--- Stored records ---
((

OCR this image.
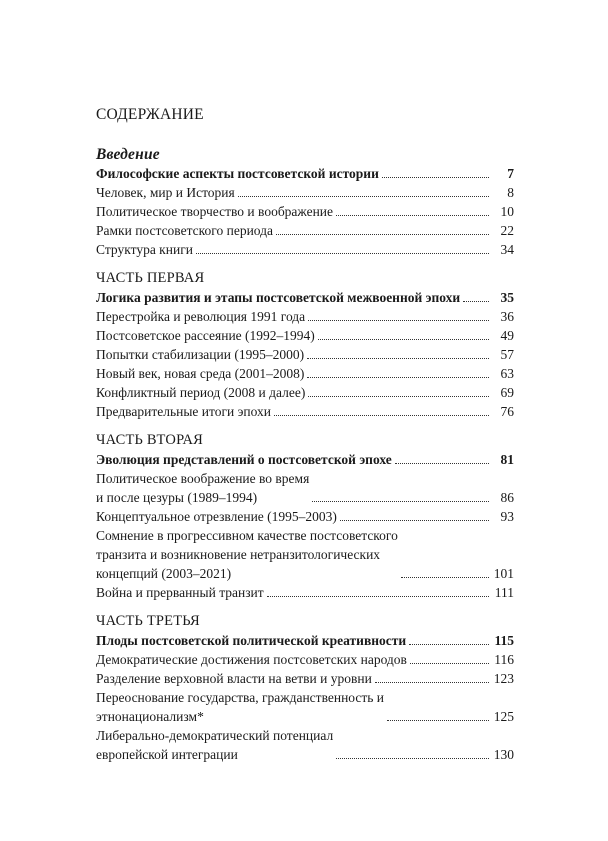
СОДЕРЖАНИЕ
Введение
Философские аспекты постсоветской истории	7
Человек, мир и История	8
Политическое творчество и воображение	10
Рамки постсоветского периода	22
Структура книги	34
ЧАСТЬ ПЕРВАЯ
Логика развития и этапы постсоветской межвоенной эпохи	35
Перестройка и революция 1991 года	36
Постсоветское рассеяние (1992–1994)	49
Попытки стабилизации (1995–2000)	57
Новый век, новая среда (2001–2008)	63
Конфликтный период (2008 и далее)	69
Предварительные итоги эпохи	76
ЧАСТЬ ВТОРАЯ
Эволюция представлений о постсоветской эпохе	81
Политическое воображение во время
и после цезуры (1989–1994)	86
Концептуальное отрезвление (1995–2003)	93
Сомнение в прогрессивном качестве постсоветского
транзита и возникновение нетранзитологических
концепций (2003–2021)	101
Война и прерванный транзит	111
ЧАСТЬ ТРЕТЬЯ
Плоды постсоветской политической креативности	115
Демократические достижения постсоветских народов	116
Разделение верховной власти на ветви и уровни	123
Переоснование государства, гражданственность и
этнонационализм*	125
Либерально-демократический потенциал
европейской интеграции	130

))

--- Written instruction ---
Pull out each line containing the word "ЧАСТЬ" and copy it.

--- Response to this task ---
ЧАСТЬ ПЕРВАЯ
ЧАСТЬ ВТОРАЯ
ЧАСТЬ ТРЕТЬЯ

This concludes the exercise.